Texte du document:
━━━━━━━━━━━━━━━━━━━━

Si le nom de Snøhetta ne vous évoque pas grand-chose, Times Square, l’opéra d’Oslo ou encore le Grand palais vous parleront peut-être plus. Leur lien avec Snøhetta ? Eh bien c’est ce cabinet d’architecture et de design qui a, avec brio, apposé sa patte dans ces monuments. Un réaménagement à Times Square, une restauration au Grand Palais et une conception complète pour l’opéra d’Oslo. Récemment, le groupe Le Monde a annoncé qu’il confirait à ce même cabinet la construction de son futur siège. Plus tôt, c’est la Banque de Norvège qui l’a choisi pour coréaliser ses billets de banque.Ce mois-ci, Maze a pu poser quelques questions à Kjetil T. Thorsen cofondateur de Snøhetta et Martin Gran, directeur du Branding de l’agence.

Êtes-vous toujours Snøhetta, la petite agence d’architectes norvégienne, ou Snøhetta, celle que l’on a sélectionné pour recréer Times Square ?

━━━━━━━━━━━━━━━━━━━━

Éléments répertoriés dans un jeu de données:
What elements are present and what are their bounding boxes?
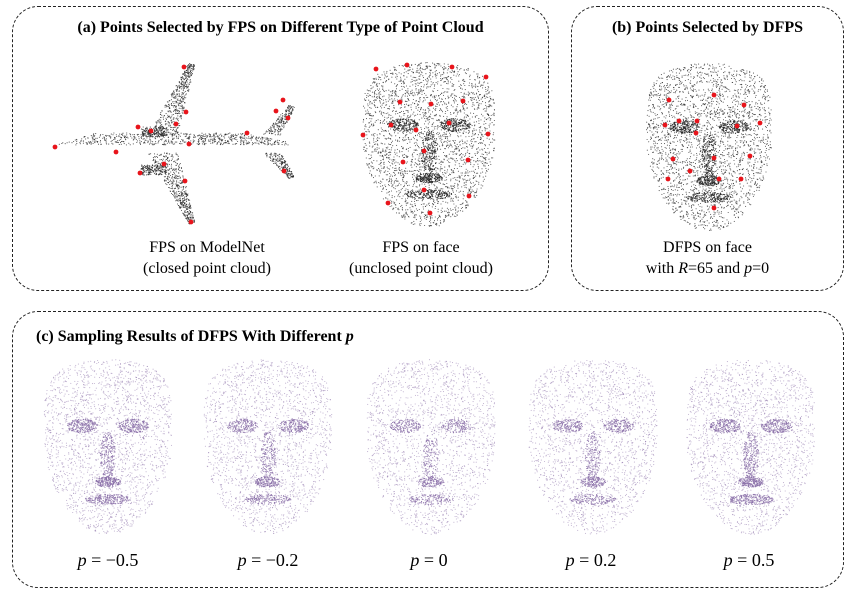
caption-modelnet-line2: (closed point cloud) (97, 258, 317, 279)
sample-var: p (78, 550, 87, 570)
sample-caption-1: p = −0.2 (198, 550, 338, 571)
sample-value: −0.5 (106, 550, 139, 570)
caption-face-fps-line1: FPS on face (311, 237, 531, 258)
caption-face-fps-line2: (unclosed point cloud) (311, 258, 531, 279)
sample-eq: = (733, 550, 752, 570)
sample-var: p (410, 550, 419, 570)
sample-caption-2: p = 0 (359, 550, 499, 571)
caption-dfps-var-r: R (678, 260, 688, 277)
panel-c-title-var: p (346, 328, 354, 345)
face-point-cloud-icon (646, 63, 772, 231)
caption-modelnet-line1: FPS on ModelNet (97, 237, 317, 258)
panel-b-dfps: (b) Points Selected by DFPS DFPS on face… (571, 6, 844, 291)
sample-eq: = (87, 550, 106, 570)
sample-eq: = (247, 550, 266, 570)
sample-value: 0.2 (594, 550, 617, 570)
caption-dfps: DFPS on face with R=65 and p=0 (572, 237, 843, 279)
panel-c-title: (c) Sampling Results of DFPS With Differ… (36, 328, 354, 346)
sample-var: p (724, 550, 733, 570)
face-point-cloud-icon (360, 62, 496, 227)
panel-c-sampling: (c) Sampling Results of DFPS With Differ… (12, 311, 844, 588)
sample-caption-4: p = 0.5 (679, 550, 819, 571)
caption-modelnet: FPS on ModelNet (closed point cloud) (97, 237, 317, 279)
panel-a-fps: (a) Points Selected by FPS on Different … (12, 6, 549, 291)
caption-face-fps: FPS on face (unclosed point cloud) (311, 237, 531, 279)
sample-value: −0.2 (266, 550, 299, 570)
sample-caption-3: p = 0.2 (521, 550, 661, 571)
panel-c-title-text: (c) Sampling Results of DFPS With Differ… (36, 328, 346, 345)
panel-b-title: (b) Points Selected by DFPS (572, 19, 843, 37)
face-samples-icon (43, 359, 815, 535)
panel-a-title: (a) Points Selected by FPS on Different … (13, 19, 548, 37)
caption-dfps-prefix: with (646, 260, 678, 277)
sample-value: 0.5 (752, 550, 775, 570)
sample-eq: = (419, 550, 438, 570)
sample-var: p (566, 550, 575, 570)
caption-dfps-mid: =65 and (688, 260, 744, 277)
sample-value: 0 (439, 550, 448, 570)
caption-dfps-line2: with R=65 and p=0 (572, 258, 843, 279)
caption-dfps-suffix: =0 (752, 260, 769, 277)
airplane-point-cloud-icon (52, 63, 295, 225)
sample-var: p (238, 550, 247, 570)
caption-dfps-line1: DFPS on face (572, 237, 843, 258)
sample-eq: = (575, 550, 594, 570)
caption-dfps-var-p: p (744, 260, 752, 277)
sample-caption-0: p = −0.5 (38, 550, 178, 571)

━━━━━━━━━━━━━━━━━━━━

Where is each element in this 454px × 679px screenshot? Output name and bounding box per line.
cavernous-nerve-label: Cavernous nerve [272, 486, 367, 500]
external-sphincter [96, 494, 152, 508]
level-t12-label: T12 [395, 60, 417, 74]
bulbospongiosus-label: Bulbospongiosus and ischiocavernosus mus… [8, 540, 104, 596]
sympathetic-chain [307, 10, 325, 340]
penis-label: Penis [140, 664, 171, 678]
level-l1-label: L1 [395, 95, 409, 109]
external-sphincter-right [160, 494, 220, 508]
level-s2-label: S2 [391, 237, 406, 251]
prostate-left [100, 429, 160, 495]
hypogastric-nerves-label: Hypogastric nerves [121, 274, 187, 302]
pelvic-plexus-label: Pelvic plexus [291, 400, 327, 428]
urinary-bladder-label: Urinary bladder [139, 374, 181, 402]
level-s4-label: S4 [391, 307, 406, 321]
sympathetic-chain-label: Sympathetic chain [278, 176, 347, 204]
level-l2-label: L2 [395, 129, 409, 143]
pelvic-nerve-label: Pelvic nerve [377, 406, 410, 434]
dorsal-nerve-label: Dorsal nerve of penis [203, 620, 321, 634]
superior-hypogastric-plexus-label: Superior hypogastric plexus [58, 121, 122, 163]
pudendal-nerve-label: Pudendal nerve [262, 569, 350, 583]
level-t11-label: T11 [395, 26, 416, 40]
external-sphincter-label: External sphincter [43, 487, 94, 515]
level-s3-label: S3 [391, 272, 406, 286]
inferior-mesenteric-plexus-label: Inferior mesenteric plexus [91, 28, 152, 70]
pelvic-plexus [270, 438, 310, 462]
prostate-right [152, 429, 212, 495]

━━━━━━━━━━━━━━━━━━━━

Consigne:
Répondez à ces questions d'après le texte sur Snøhetta.
(a) Quel type de travail le cabinet a-t-il fait à Times Square ?
(b) Quelle institution l'a choisi pour coréaliser ses billets de banque ?
(c) Quelles fonctions occupent les deux personnes interrogées par Maze ?

Corrigé:
(a) Un réaménagement.
(b) La Banque de Norvège.
(c) Kjetil T. Thorsen est cofondateur de Snøhetta, et Martin Gran est directeur du Branding de l'agence.